- _JOB_:
Copy each line with the word "simulated" in it.

────────────────────

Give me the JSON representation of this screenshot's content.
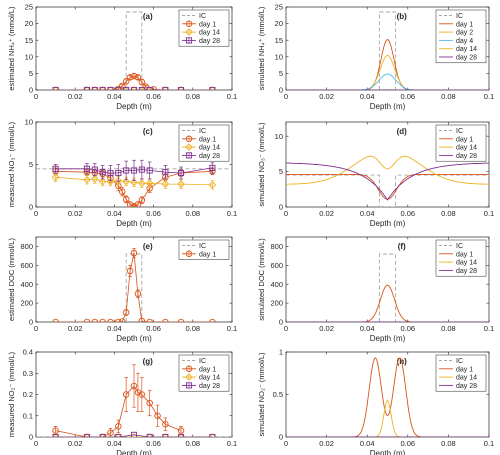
{
  "colors": {
    "ic": "#a6a6a6",
    "day1": "#d95319",
    "day2": "#edb120",
    "day4": "#4dbeee",
    "day14": "#edb120",
    "day28": "#7e2f8e",
    "axis": "#262626"
  },
  "chart_data": [
    {
      "panel": "(a)",
      "type": "scatter",
      "error_bars": true,
      "xlabel": "Depth (m)",
      "ylabel": "estimated NH₄⁺ (mmol/L)",
      "xlim": [
        0,
        0.1
      ],
      "ylim": [
        0,
        25
      ],
      "xticks": [
        0,
        0.02,
        0.04,
        0.06,
        0.08,
        0.1
      ],
      "yticks": [
        0,
        5,
        10,
        15,
        20,
        25
      ],
      "xtick_labels": [
        "0",
        "0.02",
        "0.04",
        "0.06",
        "0.08",
        "0.1"
      ],
      "ytick_labels": [
        "0",
        "5",
        "10",
        "15",
        "20",
        "25"
      ],
      "legend": [
        "IC",
        "day 1",
        "day 14",
        "day 28"
      ],
      "legend_position": "top-right",
      "ic": {
        "x": [
          0.046,
          0.046,
          0.054,
          0.054
        ],
        "y": [
          0,
          23.5,
          23.5,
          0
        ]
      },
      "series": [
        {
          "name": "day 1",
          "style": "circle",
          "x": [
            0.01,
            0.026,
            0.03,
            0.034,
            0.038,
            0.042,
            0.044,
            0.046,
            0.048,
            0.05,
            0.052,
            0.054,
            0.056,
            0.06,
            0.066,
            0.074,
            0.09
          ],
          "y": [
            0,
            0,
            0,
            0,
            0,
            0.3,
            1.2,
            2.6,
            3.8,
            4.2,
            3.8,
            2.4,
            1.0,
            0.2,
            0,
            0,
            0
          ],
          "err": [
            0,
            0,
            0,
            0,
            0,
            0,
            0.4,
            0.8,
            0.6,
            0.7,
            0.6,
            0.8,
            0.4,
            0,
            0,
            0,
            0
          ]
        },
        {
          "name": "day 14",
          "style": "diamond",
          "x": [
            0.01,
            0.026,
            0.03,
            0.034,
            0.038,
            0.042,
            0.046,
            0.05,
            0.054,
            0.058,
            0.066,
            0.074,
            0.09
          ],
          "y": [
            0,
            0,
            0,
            0,
            0,
            0,
            0,
            0,
            0,
            0,
            0,
            0,
            0
          ],
          "err": [
            0,
            0,
            0,
            0,
            0,
            0,
            0,
            0,
            0,
            0,
            0,
            0,
            0
          ]
        },
        {
          "name": "day 28",
          "style": "square",
          "x": [
            0.01,
            0.026,
            0.03,
            0.034,
            0.038,
            0.042,
            0.046,
            0.05,
            0.054,
            0.058,
            0.066,
            0.074,
            0.09
          ],
          "y": [
            0,
            0,
            0,
            0,
            0,
            0,
            0,
            0,
            0,
            0,
            0,
            0,
            0
          ],
          "err": [
            0,
            0,
            0,
            0,
            0,
            0,
            0,
            0,
            0,
            0,
            0,
            0,
            0
          ]
        }
      ]
    },
    {
      "panel": "(b)",
      "type": "line",
      "xlabel": "Depth (m)",
      "ylabel": "simulated NH₄⁺ (mmol/L)",
      "xlim": [
        0,
        0.1
      ],
      "ylim": [
        0,
        25
      ],
      "xticks": [
        0,
        0.02,
        0.04,
        0.06,
        0.08,
        0.1
      ],
      "yticks": [
        0,
        5,
        10,
        15,
        20,
        25
      ],
      "xtick_labels": [
        "0",
        "0.02",
        "0.04",
        "0.06",
        "0.08",
        "0.1"
      ],
      "ytick_labels": [
        "0",
        "5",
        "10",
        "15",
        "20",
        "25"
      ],
      "legend": [
        "IC",
        "day 1",
        "day 2",
        "day 4",
        "day 14",
        "day 28"
      ],
      "legend_position": "top-right",
      "ic": {
        "x": [
          0.046,
          0.046,
          0.054,
          0.054
        ],
        "y": [
          0,
          23.5,
          23.5,
          0
        ]
      },
      "series": [
        {
          "name": "day 1",
          "curve": "gauss",
          "center": 0.05,
          "peak": 15.2,
          "width": 0.0032
        },
        {
          "name": "day 2",
          "curve": "gauss",
          "center": 0.05,
          "peak": 10.4,
          "width": 0.0036
        },
        {
          "name": "day 4",
          "curve": "gauss",
          "center": 0.05,
          "peak": 4.8,
          "width": 0.0042
        },
        {
          "name": "day 14",
          "curve": "gauss",
          "center": 0.05,
          "peak": 0.05,
          "width": 0.006
        },
        {
          "name": "day 28",
          "curve": "gauss",
          "center": 0.05,
          "peak": 0.0,
          "width": 0.006
        }
      ]
    },
    {
      "panel": "(c)",
      "type": "scatter",
      "error_bars": true,
      "xlabel": "Depth (m)",
      "ylabel": "measured NO₃⁻ (mmol/L)",
      "xlim": [
        0,
        0.1
      ],
      "ylim": [
        0,
        10
      ],
      "xticks": [
        0,
        0.02,
        0.04,
        0.06,
        0.08,
        0.1
      ],
      "yticks": [
        0,
        5,
        10
      ],
      "xtick_labels": [
        "0",
        "0.02",
        "0.04",
        "0.06",
        "0.08",
        "0.1"
      ],
      "ytick_labels": [
        "0",
        "5",
        "10"
      ],
      "legend": [
        "IC",
        "day 1",
        "day 14",
        "day 28"
      ],
      "legend_position": "top-right",
      "ic": {
        "x": [
          0,
          0.046,
          0.046,
          0.054,
          0.054,
          0.1
        ],
        "y": [
          4.5,
          4.5,
          4.5,
          4.5,
          4.5,
          4.5
        ]
      },
      "series": [
        {
          "name": "day 1",
          "style": "circle",
          "x": [
            0.01,
            0.026,
            0.03,
            0.034,
            0.038,
            0.042,
            0.044,
            0.046,
            0.048,
            0.05,
            0.052,
            0.054,
            0.058,
            0.066,
            0.074,
            0.09
          ],
          "y": [
            4.2,
            4.1,
            4.0,
            3.9,
            3.4,
            2.5,
            1.8,
            0.9,
            0.3,
            0.1,
            0.3,
            0.8,
            2.2,
            3.5,
            4.0,
            4.2
          ],
          "err": [
            0.4,
            0.4,
            0.4,
            0.4,
            0.5,
            0.6,
            0.5,
            0.4,
            0.3,
            0.2,
            0.3,
            0.4,
            0.5,
            0.4,
            0.4,
            0.4
          ]
        },
        {
          "name": "day 14",
          "style": "diamond",
          "x": [
            0.01,
            0.026,
            0.03,
            0.034,
            0.038,
            0.042,
            0.046,
            0.05,
            0.054,
            0.058,
            0.066,
            0.074,
            0.09
          ],
          "y": [
            3.5,
            3.2,
            3.3,
            3.0,
            3.0,
            3.1,
            3.0,
            2.9,
            2.8,
            2.8,
            2.7,
            2.7,
            2.6
          ],
          "err": [
            0.5,
            0.5,
            0.5,
            0.5,
            0.5,
            0.5,
            0.5,
            0.5,
            0.5,
            0.5,
            0.5,
            0.5,
            0.5
          ]
        },
        {
          "name": "day 28",
          "style": "square",
          "x": [
            0.01,
            0.026,
            0.03,
            0.034,
            0.038,
            0.042,
            0.046,
            0.05,
            0.054,
            0.058,
            0.066,
            0.074,
            0.09
          ],
          "y": [
            4.5,
            4.5,
            4.4,
            4.1,
            4.0,
            4.0,
            4.3,
            4.3,
            4.4,
            4.3,
            4.1,
            4.0,
            4.6
          ],
          "err": [
            0.5,
            0.6,
            0.7,
            0.8,
            0.9,
            1.0,
            1.1,
            1.2,
            1.1,
            1.0,
            0.8,
            0.7,
            0.6
          ]
        }
      ]
    },
    {
      "panel": "(d)",
      "type": "line",
      "xlabel": "Depth (m)",
      "ylabel": "simulated NO₃⁻ (mmol/L)",
      "xlim": [
        0,
        0.1
      ],
      "ylim": [
        0,
        12
      ],
      "xticks": [
        0,
        0.02,
        0.04,
        0.06,
        0.08,
        0.1
      ],
      "yticks": [
        0,
        5,
        10
      ],
      "xtick_labels": [
        "0",
        "0.02",
        "0.04",
        "0.06",
        "0.08",
        "0.1"
      ],
      "ytick_labels": [
        "0",
        "5",
        "10"
      ],
      "legend": [
        "IC",
        "day 1",
        "day 14",
        "day 28"
      ],
      "legend_position": "top-right",
      "ic": {
        "x": [
          0,
          0.046,
          0.046,
          0.054,
          0.054,
          0.1
        ],
        "y": [
          4.5,
          4.5,
          0,
          0,
          4.5,
          4.5
        ]
      },
      "series": [
        {
          "name": "day 1",
          "curve": "dip",
          "base": 4.6,
          "center": 0.05,
          "depth": 3.5,
          "width": 0.0045
        },
        {
          "name": "day 14",
          "curve": "hump",
          "base": 3.2,
          "center": 0.05,
          "amp": 5.0,
          "sigma": 0.015,
          "notch": 2.8,
          "notch_width": 0.004
        },
        {
          "name": "day 28",
          "curve": "vdip",
          "edge": 6.2,
          "center": 0.05,
          "min": 1.0,
          "scale": 0.012
        }
      ]
    },
    {
      "panel": "(e)",
      "type": "scatter",
      "error_bars": true,
      "xlabel": "Depth (m)",
      "ylabel": "estimated DOC (mmol/L)",
      "xlim": [
        0,
        0.1
      ],
      "ylim": [
        0,
        900
      ],
      "xticks": [
        0,
        0.02,
        0.04,
        0.06,
        0.08,
        0.1
      ],
      "yticks": [
        0,
        200,
        400,
        600,
        800
      ],
      "xtick_labels": [
        "0",
        "0.02",
        "0.04",
        "0.06",
        "0.08",
        "0.1"
      ],
      "ytick_labels": [
        "0",
        "200",
        "400",
        "600",
        "800"
      ],
      "legend": [
        "IC",
        "day 1"
      ],
      "legend_position": "top-right",
      "ic": {
        "x": [
          0.046,
          0.046,
          0.054,
          0.054
        ],
        "y": [
          0,
          720,
          720,
          0
        ]
      },
      "series": [
        {
          "name": "day 1",
          "style": "circle",
          "x": [
            0.01,
            0.026,
            0.03,
            0.034,
            0.038,
            0.042,
            0.044,
            0.046,
            0.048,
            0.05,
            0.052,
            0.054,
            0.058,
            0.066,
            0.074,
            0.09
          ],
          "y": [
            0,
            0,
            0,
            0,
            0,
            0,
            5,
            100,
            540,
            730,
            300,
            10,
            0,
            0,
            0,
            0
          ],
          "err": [
            0,
            0,
            0,
            0,
            0,
            0,
            0,
            30,
            60,
            50,
            40,
            0,
            0,
            0,
            0,
            0
          ]
        }
      ]
    },
    {
      "panel": "(f)",
      "type": "line",
      "xlabel": "Depth (m)",
      "ylabel": "simulated DOC (mmol/L)",
      "xlim": [
        0,
        0.1
      ],
      "ylim": [
        0,
        900
      ],
      "xticks": [
        0,
        0.02,
        0.04,
        0.06,
        0.08,
        0.1
      ],
      "yticks": [
        0,
        200,
        400,
        600,
        800
      ],
      "xtick_labels": [
        "0",
        "0.02",
        "0.04",
        "0.06",
        "0.08",
        "0.1"
      ],
      "ytick_labels": [
        "0",
        "200",
        "400",
        "600",
        "800"
      ],
      "legend": [
        "IC",
        "day 1",
        "day 14",
        "day 28"
      ],
      "legend_position": "top-right",
      "ic": {
        "x": [
          0.046,
          0.046,
          0.054,
          0.054
        ],
        "y": [
          0,
          720,
          720,
          0
        ]
      },
      "series": [
        {
          "name": "day 1",
          "curve": "gauss",
          "center": 0.05,
          "peak": 390,
          "width": 0.0035
        },
        {
          "name": "day 14",
          "curve": "gauss",
          "center": 0.05,
          "peak": 0,
          "width": 0.004
        },
        {
          "name": "day 28",
          "curve": "gauss",
          "center": 0.05,
          "peak": 0,
          "width": 0.004
        }
      ]
    },
    {
      "panel": "(g)",
      "type": "scatter",
      "error_bars": true,
      "xlabel": "Depth (m)",
      "ylabel": "measured NO₂⁻ (mmol/L)",
      "xlim": [
        0,
        0.1
      ],
      "ylim": [
        0,
        0.4
      ],
      "xticks": [
        0,
        0.02,
        0.04,
        0.06,
        0.08,
        0.1
      ],
      "yticks": [
        0,
        0.1,
        0.2,
        0.3,
        0.4
      ],
      "xtick_labels": [
        "0",
        "0.02",
        "0.04",
        "0.06",
        "0.08",
        "0.1"
      ],
      "ytick_labels": [
        "0",
        "0.1",
        "0.2",
        "0.3",
        "0.4"
      ],
      "legend": [
        "IC",
        "day 1",
        "day 14",
        "day 28"
      ],
      "legend_position": "top-right",
      "ic": {
        "x": [
          0,
          0.1
        ],
        "y": [
          0,
          0
        ]
      },
      "series": [
        {
          "name": "day 1",
          "style": "circle",
          "x": [
            0.01,
            0.026,
            0.034,
            0.038,
            0.042,
            0.046,
            0.05,
            0.052,
            0.054,
            0.058,
            0.062,
            0.066,
            0.074
          ],
          "y": [
            0.03,
            0,
            0,
            0.02,
            0.05,
            0.2,
            0.24,
            0.21,
            0.2,
            0.16,
            0.1,
            0.06,
            0.03
          ],
          "err": [
            0.02,
            0,
            0,
            0.02,
            0.03,
            0.08,
            0.1,
            0.09,
            0.08,
            0.06,
            0.05,
            0.03,
            0.02
          ]
        },
        {
          "name": "day 14",
          "style": "diamond",
          "x": [
            0.01,
            0.026,
            0.034,
            0.042,
            0.05,
            0.058,
            0.066,
            0.074,
            0.09
          ],
          "y": [
            0,
            0,
            0,
            0,
            0,
            0,
            0,
            0,
            0
          ],
          "err": [
            0,
            0,
            0,
            0,
            0,
            0,
            0,
            0,
            0
          ]
        },
        {
          "name": "day 28",
          "style": "square",
          "x": [
            0.01,
            0.026,
            0.034,
            0.042,
            0.05,
            0.058,
            0.066,
            0.074,
            0.09
          ],
          "y": [
            0,
            0,
            0,
            0,
            0.01,
            0,
            0,
            0,
            0
          ],
          "err": [
            0,
            0,
            0,
            0,
            0,
            0,
            0,
            0,
            0
          ]
        }
      ]
    },
    {
      "panel": "(h)",
      "type": "line",
      "xlabel": "Depth (m)",
      "ylabel": "simulated NO₂⁻ (mmol/L)",
      "xlim": [
        0,
        0.1
      ],
      "ylim": [
        0,
        1
      ],
      "xticks": [
        0,
        0.02,
        0.04,
        0.06,
        0.08,
        0.1
      ],
      "yticks": [
        0,
        0.5,
        1
      ],
      "xtick_labels": [
        "0",
        "0.02",
        "0.04",
        "0.06",
        "0.08",
        "0.1"
      ],
      "ytick_labels": [
        "0",
        "0.5",
        "1"
      ],
      "legend": [
        "IC",
        "day 1",
        "day 14",
        "day 28"
      ],
      "legend_position": "top-right",
      "ic": {
        "x": [
          0,
          0.1
        ],
        "y": [
          0,
          0
        ]
      },
      "series": [
        {
          "name": "day 1",
          "curve": "double",
          "centers": [
            0.044,
            0.056
          ],
          "peak": 0.93,
          "width": 0.003
        },
        {
          "name": "day 14",
          "curve": "gauss",
          "center": 0.05,
          "peak": 0.43,
          "width": 0.0018
        },
        {
          "name": "day 28",
          "curve": "gauss",
          "center": 0.05,
          "peak": 0,
          "width": 0.003
        }
      ]
    }
  ]
}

────────────────────

- _CORRECT OUTPUT_:
      "ylabel": "simulated NH₄⁺ (mmol/L)",
      "ylabel": "simulated NO₃⁻ (mmol/L)",
      "ylabel": "simulated DOC (mmol/L)",
      "ylabel": "simulated NO₂⁻ (mmol/L)",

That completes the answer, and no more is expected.